Directions: Quote, without change, all of the lines that follow.

(Source data)
——————————

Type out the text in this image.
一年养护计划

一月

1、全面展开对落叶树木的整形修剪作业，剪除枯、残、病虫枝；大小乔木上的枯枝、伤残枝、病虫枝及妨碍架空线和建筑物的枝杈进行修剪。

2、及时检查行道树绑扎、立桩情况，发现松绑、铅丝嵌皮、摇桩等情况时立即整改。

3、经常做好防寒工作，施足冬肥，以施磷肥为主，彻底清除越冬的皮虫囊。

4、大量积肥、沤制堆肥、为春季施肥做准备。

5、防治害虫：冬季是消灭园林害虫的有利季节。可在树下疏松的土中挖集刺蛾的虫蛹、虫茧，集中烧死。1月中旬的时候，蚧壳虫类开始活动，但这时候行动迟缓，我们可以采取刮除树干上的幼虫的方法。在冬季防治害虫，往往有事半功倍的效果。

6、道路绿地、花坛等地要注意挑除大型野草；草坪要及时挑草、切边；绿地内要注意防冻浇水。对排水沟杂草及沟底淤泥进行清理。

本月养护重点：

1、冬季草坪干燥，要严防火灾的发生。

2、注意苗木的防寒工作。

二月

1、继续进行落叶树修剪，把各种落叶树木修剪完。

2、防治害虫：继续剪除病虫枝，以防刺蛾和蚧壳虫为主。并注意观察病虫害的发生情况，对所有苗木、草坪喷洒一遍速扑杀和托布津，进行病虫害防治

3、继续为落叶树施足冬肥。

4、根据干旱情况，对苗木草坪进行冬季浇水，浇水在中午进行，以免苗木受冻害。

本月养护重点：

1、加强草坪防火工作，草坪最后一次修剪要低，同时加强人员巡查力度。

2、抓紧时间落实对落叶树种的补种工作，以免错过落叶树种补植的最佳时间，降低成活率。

——————————

Answer to this task:
Type out the text in this image.
一年养护计划

一月

1、全面展开对落叶树木的整形修剪作业，剪除枯、残、病虫枝；大小乔木上的枯枝、伤残枝、病虫枝及妨碍架空线和建筑物的枝杈进行修剪。

2、及时检查行道树绑扎、立桩情况，发现松绑、铅丝嵌皮、摇桩等情况时立即整改。

3、经常做好防寒工作，施足冬肥，以施磷肥为主，彻底清除越冬的皮虫囊。

4、大量积肥、沤制堆肥、为春季施肥做准备。

5、防治害虫：冬季是消灭园林害虫的有利季节。可在树下疏松的土中挖集刺蛾的虫蛹、虫茧，集中烧死。1月中旬的时候，蚧壳虫类开始活动，但这时候行动迟缓，我们可以采取刮除树干上的幼虫的方法。在冬季防治害虫，往往有事半功倍的效果。

6、道路绿地、花坛等地要注意挑除大型野草；草坪要及时挑草、切边；绿地内要注意防冻浇水。对排水沟杂草及沟底淤泥进行清理。

本月养护重点：

1、冬季草坪干燥，要严防火灾的发生。

2、注意苗木的防寒工作。

二月

1、继续进行落叶树修剪，把各种落叶树木修剪完。

2、防治害虫：继续剪除病虫枝，以防刺蛾和蚧壳虫为主。并注意观察病虫害的发生情况，对所有苗木、草坪喷洒一遍速扑杀和托布津，进行病虫害防治

3、继续为落叶树施足冬肥。

4、根据干旱情况，对苗木草坪进行冬季浇水，浇水在中午进行，以免苗木受冻害。

本月养护重点：

1、加强草坪防火工作，草坪最后一次修剪要低，同时加强人员巡查力度。

2、抓紧时间落实对落叶树种的补种工作，以免错过落叶树种补植的最佳时间，降低成活率。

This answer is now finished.